Objective - Gather all lines from the material that contain "Riesch".

Data extract -
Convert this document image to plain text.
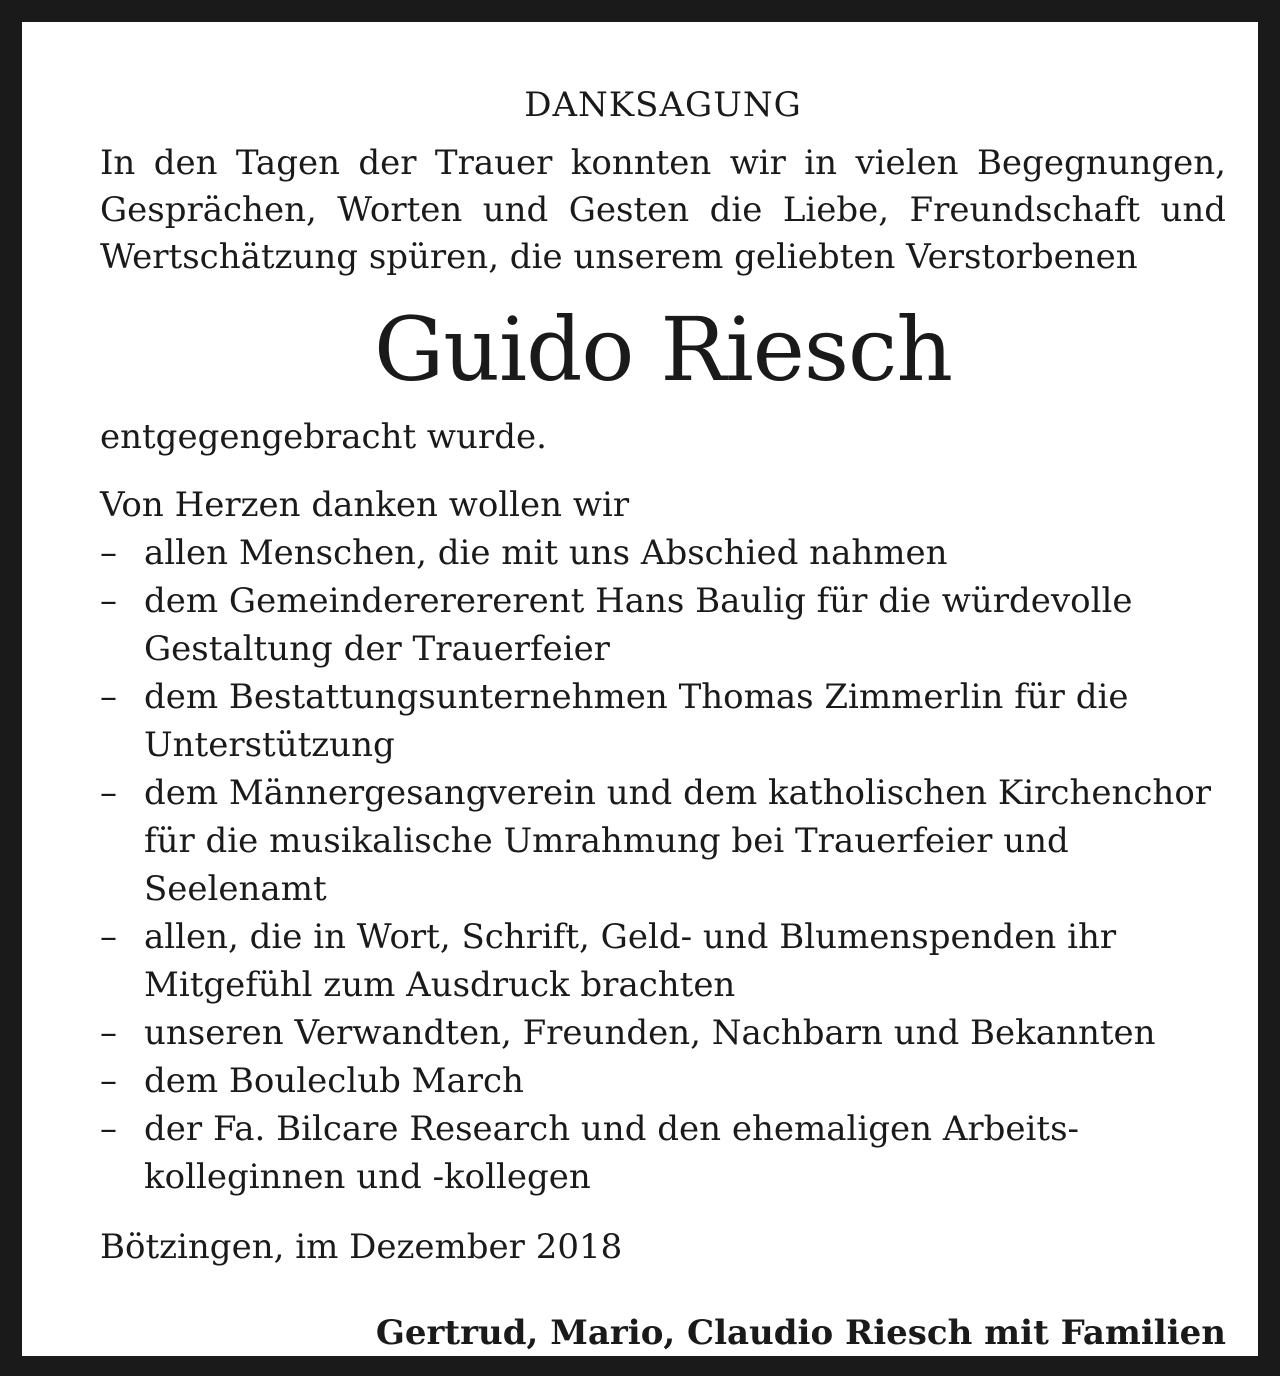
DANKSAGUNG

In den Tagen der Trauer konnten wir in vielen Begegnungen, Gesprächen, Worten und Gesten die Liebe, Freundschaft und Wertschätzung spüren, die unserem geliebten Verstorbenen

Guido Riesch

entgegengebracht wurde.

Von Herzen danken wollen wir

– allen Menschen, die mit uns Abschied nahmen
– dem Gemeindererererent Hans Baulig für die würdevolle Gestaltung der Trauerfeier
– dem Bestattungsunternehmen Thomas Zimmerlin für die Unterstützung
– dem Männergesangverein und dem katholischen Kirchenchor für die musikalische Umrahmung bei Trauerfeier und Seelenamt
– allen, die in Wort, Schrift, Geld- und Blumenspenden ihr Mitgefühl zum Ausdruck brachten
– unseren Verwandten, Freunden, Nachbarn und Bekannten
– dem Bouleclub March
– der Fa. Bilcare Research und den ehemaligen Arbeits-kolleginnen und -kollegen

Bötzingen, im Dezember 2018

Gertrud, Mario, Claudio Riesch mit Familien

Task answer -
Guido Riesch
Gertrud, Mario, Claudio Riesch mit Familien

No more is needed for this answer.